= SET PROBLEM =
Pull every line containing "into" out of the material below.

= SOURCE RECORDS =
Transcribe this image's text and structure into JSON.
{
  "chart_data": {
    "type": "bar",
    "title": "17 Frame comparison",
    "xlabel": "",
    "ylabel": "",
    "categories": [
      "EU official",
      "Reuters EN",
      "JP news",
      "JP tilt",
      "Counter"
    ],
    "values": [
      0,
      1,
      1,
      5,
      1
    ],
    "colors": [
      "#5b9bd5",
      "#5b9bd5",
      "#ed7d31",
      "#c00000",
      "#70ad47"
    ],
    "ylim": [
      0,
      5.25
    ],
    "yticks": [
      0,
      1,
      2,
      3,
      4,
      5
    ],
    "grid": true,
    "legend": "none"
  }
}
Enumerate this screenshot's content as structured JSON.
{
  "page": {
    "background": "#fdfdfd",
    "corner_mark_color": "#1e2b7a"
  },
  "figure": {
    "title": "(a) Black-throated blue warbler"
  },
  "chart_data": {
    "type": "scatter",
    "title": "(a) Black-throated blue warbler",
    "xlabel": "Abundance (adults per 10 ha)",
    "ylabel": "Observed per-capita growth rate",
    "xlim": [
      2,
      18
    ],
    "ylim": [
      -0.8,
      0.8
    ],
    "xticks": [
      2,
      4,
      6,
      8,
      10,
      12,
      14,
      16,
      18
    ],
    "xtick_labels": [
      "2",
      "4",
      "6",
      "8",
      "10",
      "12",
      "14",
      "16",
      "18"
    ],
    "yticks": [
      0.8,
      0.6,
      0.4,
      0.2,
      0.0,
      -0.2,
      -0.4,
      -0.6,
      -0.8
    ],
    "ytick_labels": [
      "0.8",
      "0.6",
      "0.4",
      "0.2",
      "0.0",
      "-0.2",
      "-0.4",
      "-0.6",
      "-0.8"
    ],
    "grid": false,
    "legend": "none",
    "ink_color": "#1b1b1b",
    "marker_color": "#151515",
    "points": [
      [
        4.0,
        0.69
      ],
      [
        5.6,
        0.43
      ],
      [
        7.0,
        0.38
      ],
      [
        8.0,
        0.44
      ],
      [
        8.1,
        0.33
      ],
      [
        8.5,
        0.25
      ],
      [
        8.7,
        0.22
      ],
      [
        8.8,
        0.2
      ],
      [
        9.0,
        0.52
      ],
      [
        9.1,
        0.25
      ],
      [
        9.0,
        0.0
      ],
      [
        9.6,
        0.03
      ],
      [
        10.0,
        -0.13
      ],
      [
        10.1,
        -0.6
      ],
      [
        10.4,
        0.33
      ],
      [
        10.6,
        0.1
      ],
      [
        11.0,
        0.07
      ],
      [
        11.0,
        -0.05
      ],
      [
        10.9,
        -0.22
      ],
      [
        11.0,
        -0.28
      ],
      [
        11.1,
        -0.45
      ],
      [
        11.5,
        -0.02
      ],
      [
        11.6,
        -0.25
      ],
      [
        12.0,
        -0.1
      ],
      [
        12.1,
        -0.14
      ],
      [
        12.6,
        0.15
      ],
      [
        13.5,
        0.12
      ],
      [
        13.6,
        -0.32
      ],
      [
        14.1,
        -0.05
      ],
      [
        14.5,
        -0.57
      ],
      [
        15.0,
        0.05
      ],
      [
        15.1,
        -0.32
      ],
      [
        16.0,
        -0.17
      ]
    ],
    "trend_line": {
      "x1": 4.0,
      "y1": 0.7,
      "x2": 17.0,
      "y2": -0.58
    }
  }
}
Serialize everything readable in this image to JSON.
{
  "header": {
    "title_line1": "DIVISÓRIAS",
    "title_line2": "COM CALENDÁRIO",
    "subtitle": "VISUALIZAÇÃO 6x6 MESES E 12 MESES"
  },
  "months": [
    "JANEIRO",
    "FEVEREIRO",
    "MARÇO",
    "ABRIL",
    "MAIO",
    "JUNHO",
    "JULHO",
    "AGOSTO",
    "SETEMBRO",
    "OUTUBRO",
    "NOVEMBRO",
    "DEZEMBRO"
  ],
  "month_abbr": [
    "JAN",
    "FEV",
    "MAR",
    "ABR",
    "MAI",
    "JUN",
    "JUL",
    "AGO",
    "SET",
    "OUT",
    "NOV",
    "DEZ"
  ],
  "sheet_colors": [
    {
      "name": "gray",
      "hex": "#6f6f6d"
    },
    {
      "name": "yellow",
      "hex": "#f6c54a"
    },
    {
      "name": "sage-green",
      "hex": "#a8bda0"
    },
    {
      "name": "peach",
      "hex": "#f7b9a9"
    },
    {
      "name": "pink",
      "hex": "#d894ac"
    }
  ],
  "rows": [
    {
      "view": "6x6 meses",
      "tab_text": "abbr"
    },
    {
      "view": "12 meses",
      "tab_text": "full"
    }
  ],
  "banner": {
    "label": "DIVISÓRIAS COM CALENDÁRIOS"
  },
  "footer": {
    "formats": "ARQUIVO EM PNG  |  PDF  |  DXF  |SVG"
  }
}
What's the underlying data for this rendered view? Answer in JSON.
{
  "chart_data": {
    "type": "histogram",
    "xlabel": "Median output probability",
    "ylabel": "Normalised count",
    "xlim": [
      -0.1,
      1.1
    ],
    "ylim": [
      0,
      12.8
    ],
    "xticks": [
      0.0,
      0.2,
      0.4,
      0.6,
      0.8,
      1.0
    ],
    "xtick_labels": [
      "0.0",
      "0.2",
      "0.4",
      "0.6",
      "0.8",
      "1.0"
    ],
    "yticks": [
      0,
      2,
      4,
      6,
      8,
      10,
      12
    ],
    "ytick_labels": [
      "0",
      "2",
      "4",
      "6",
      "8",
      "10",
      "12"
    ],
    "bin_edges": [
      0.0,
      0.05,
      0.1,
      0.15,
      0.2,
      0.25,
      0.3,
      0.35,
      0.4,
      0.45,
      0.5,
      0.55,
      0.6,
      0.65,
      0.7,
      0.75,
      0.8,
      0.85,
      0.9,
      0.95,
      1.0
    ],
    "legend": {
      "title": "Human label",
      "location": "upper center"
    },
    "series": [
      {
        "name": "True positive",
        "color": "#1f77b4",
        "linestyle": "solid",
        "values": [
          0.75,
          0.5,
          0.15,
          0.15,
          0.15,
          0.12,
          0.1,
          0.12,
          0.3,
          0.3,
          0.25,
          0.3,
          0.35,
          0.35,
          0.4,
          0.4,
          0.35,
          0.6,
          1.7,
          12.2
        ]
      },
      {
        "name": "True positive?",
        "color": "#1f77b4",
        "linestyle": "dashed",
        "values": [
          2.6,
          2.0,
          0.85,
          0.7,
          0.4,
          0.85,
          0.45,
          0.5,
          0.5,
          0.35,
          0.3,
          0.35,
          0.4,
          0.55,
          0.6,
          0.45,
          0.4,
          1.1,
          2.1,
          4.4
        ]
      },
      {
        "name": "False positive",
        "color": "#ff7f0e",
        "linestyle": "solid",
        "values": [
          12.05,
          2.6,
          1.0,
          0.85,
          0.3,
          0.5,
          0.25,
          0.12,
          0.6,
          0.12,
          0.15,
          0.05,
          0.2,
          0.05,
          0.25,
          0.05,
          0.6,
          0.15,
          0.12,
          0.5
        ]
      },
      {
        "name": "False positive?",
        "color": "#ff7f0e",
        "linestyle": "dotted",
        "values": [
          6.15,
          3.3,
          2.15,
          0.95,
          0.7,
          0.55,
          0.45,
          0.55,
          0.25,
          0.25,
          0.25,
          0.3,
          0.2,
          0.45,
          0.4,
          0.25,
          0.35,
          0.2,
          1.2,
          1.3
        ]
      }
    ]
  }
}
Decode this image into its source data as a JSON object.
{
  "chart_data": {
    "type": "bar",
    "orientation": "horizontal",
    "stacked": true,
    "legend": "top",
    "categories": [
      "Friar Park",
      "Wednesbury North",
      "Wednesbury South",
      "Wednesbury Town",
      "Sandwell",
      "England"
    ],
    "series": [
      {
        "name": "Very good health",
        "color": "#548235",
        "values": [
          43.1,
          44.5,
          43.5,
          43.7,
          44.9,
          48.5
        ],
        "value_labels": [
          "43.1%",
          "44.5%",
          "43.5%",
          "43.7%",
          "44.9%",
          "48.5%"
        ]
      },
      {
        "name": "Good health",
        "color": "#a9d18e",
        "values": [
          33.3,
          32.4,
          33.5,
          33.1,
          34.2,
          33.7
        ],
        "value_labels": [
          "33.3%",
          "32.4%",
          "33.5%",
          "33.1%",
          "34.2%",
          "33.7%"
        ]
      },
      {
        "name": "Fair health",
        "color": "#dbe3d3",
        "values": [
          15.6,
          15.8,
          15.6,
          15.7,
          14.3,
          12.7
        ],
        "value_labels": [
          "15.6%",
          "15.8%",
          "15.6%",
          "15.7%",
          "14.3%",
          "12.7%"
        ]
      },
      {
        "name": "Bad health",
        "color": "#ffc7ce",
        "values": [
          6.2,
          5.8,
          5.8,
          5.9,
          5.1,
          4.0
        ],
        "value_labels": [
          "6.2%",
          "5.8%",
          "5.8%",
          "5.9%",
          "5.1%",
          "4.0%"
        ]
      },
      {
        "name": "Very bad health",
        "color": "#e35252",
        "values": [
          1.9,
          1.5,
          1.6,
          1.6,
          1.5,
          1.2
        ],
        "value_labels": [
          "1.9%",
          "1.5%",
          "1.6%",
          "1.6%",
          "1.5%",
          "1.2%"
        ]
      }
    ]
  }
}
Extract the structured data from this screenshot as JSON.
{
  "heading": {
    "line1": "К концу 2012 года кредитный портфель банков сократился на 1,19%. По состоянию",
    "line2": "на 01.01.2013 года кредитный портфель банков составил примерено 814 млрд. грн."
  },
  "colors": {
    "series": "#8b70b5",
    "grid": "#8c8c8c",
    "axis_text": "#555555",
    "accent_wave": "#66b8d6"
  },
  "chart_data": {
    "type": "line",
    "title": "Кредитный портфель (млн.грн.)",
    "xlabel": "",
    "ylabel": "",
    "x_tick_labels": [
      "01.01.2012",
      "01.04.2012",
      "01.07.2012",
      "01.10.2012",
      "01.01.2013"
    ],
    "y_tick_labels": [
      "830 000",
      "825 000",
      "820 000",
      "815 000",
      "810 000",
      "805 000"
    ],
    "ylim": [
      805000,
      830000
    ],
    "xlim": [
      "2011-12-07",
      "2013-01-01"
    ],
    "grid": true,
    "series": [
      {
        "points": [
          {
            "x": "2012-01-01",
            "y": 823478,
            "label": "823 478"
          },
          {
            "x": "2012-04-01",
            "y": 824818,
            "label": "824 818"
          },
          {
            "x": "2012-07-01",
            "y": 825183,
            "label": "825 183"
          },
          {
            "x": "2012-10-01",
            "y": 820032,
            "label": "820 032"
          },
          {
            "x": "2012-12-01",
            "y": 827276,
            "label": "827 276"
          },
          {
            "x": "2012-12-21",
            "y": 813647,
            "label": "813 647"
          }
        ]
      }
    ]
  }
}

= WRITTEN ANSWER =
Transcribe this image's text and structure into JSON.
Decode this image into its source data as a JSON object.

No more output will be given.